■ Requirement ■
Repeat each record below exactly as given.

■ Material to process ■
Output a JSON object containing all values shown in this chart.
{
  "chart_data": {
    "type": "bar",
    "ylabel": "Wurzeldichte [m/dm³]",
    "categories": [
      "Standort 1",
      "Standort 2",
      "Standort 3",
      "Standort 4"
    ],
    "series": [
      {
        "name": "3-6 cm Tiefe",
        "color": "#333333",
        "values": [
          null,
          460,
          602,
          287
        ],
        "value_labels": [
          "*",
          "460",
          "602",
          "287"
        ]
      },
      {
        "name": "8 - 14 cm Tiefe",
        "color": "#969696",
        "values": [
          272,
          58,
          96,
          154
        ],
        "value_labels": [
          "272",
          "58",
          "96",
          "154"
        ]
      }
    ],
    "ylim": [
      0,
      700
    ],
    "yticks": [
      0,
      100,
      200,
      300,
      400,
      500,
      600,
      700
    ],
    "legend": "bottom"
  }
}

■ Solution to this exercise ■
Output a JSON object containing all values shown in this chart.
{
  "chart_data": {
    "type": "bar",
    "ylabel": "Wurzeldichte [m/dm³]",
    "categories": [
      "Standort 1",
      "Standort 2",
      "Standort 3",
      "Standort 4"
    ],
    "series": [
      {
        "name": "3-6 cm Tiefe",
        "color": "#333333",
        "values": [
          null,
          460,
          602,
          287
        ],
        "value_labels": [
          "*",
          "460",
          "602",
          "287"
        ]
      },
      {
        "name": "8 - 14 cm Tiefe",
        "color": "#969696",
        "values": [
          272,
          58,
          96,
          154
        ],
        "value_labels": [
          "272",
          "58",
          "96",
          "154"
        ]
      }
    ],
    "ylim": [
      0,
      700
    ],
    "yticks": [
      0,
      100,
      200,
      300,
      400,
      500,
      600,
      700
    ],
    "legend": "bottom"
  }
}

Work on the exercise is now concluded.